__STATED TASK__
Leaving out all pictures, transcribe exactly the lines between the line with "Read the values" and the last line of the records below, both included.

__WORKING DATA__
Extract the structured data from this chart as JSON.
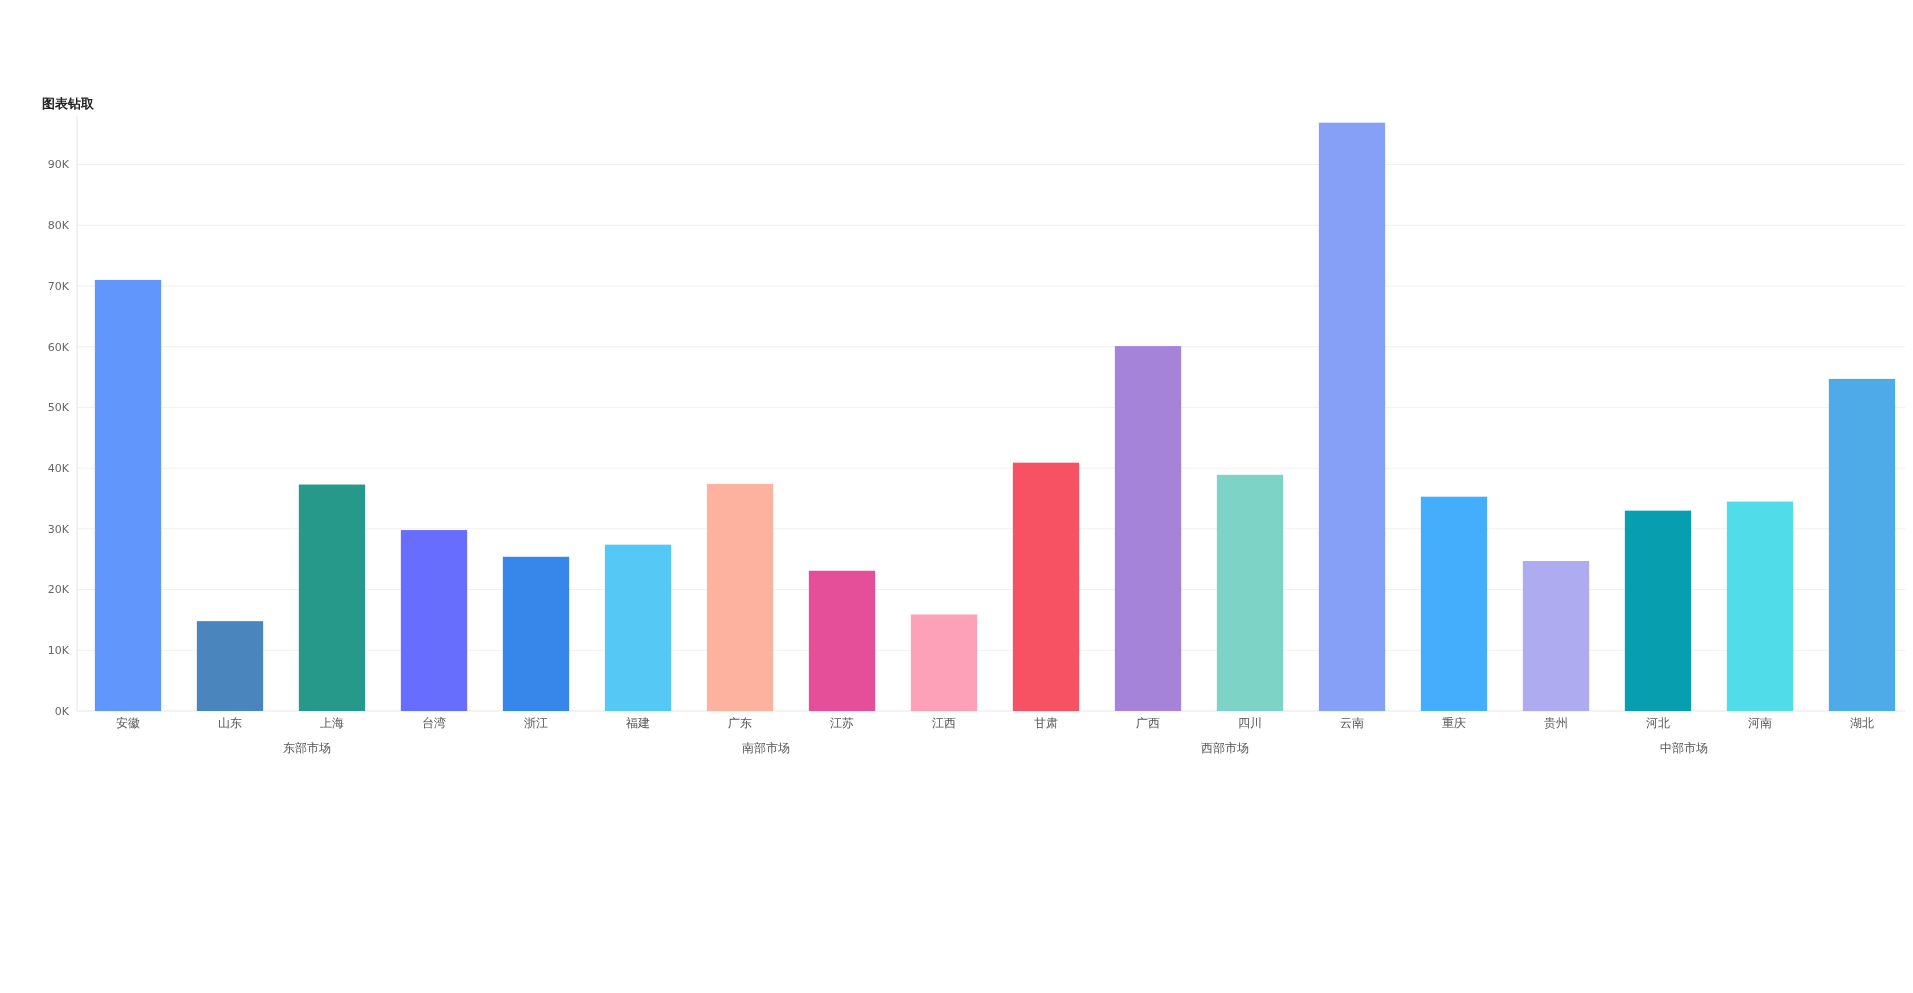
{
  "chart_data": {
    "type": "bar",
    "title": "图表钻取",
    "categories": [
      "安徽",
      "山东",
      "上海",
      "台湾",
      "浙江",
      "福建",
      "广东",
      "江苏",
      "江西",
      "甘肃",
      "广西",
      "四川",
      "云南",
      "重庆",
      "贵州",
      "河北",
      "河南",
      "湖北"
    ],
    "values": [
      71000,
      14800,
      37300,
      29800,
      25400,
      27400,
      37400,
      23100,
      15900,
      40900,
      60100,
      38900,
      96900,
      35300,
      24700,
      33000,
      34500,
      54700
    ],
    "colors": [
      "#6197fc",
      "#4a86bd",
      "#26998a",
      "#676efd",
      "#3687e9",
      "#56c8f6",
      "#fcb29f",
      "#e54f99",
      "#fca1b7",
      "#f65263",
      "#a483d8",
      "#7cd3c6",
      "#87a0f7",
      "#45aefc",
      "#aeabf1",
      "#079faf",
      "#51dcea",
      "#4fabe7"
    ],
    "ylim": [
      0,
      98000
    ],
    "yticks": [
      {
        "value": 0,
        "label": "0K"
      },
      {
        "value": 10000,
        "label": "10K"
      },
      {
        "value": 20000,
        "label": "20K"
      },
      {
        "value": 30000,
        "label": "30K"
      },
      {
        "value": 40000,
        "label": "40K"
      },
      {
        "value": 50000,
        "label": "50K"
      },
      {
        "value": 60000,
        "label": "60K"
      },
      {
        "value": 70000,
        "label": "70K"
      },
      {
        "value": 80000,
        "label": "80K"
      },
      {
        "value": 90000,
        "label": "90K"
      }
    ],
    "grid": "y",
    "annotations": [
      "东部市场",
      "南部市场",
      "西部市场",
      "中部市场"
    ]
  }
}
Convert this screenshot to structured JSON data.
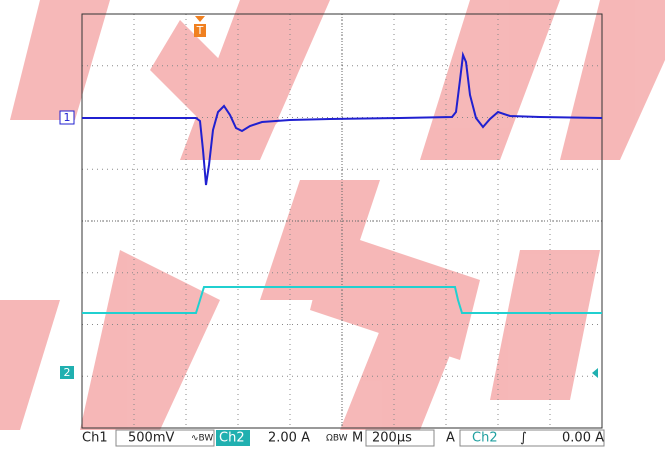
{
  "markers": {
    "ch1": "1",
    "ch2": "2",
    "trigger": "T"
  },
  "status": {
    "ch1_label": "Ch1",
    "ch1_scale": "500mV",
    "ch1_icon": "∿BW",
    "ch2_label": "Ch2",
    "ch2_scale": "2.00 A",
    "ch2_icon": "ΩBW",
    "time_label": "M",
    "time_scale": "200µs",
    "trig_label": "A",
    "trig_source": "Ch2",
    "trig_slope": "∫",
    "trig_level": "0.00 A"
  }
}
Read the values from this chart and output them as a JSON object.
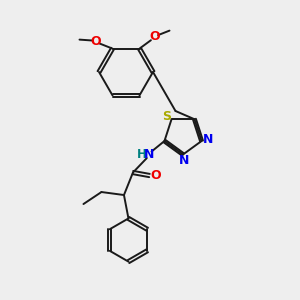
{
  "bg_color": "#eeeeee",
  "bond_color": "#1a1a1a",
  "S_color": "#aaaa00",
  "N_color": "#0000ee",
  "O_color": "#ee0000",
  "H_color": "#008080",
  "figsize": [
    3.0,
    3.0
  ],
  "dpi": 100,
  "xlim": [
    0,
    10
  ],
  "ylim": [
    0,
    10
  ]
}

__COMPLETE ANSWER__
Read the values from this chart and output them as a JSON object.
{
  "bg_color": "#eeeeee",
  "bond_color": "#1a1a1a",
  "S_color": "#aaaa00",
  "N_color": "#0000ee",
  "O_color": "#ee0000",
  "H_color": "#008080",
  "figsize": [
    3.0,
    3.0
  ],
  "dpi": 100,
  "xlim": [
    0,
    10
  ],
  "ylim": [
    0,
    10
  ]
}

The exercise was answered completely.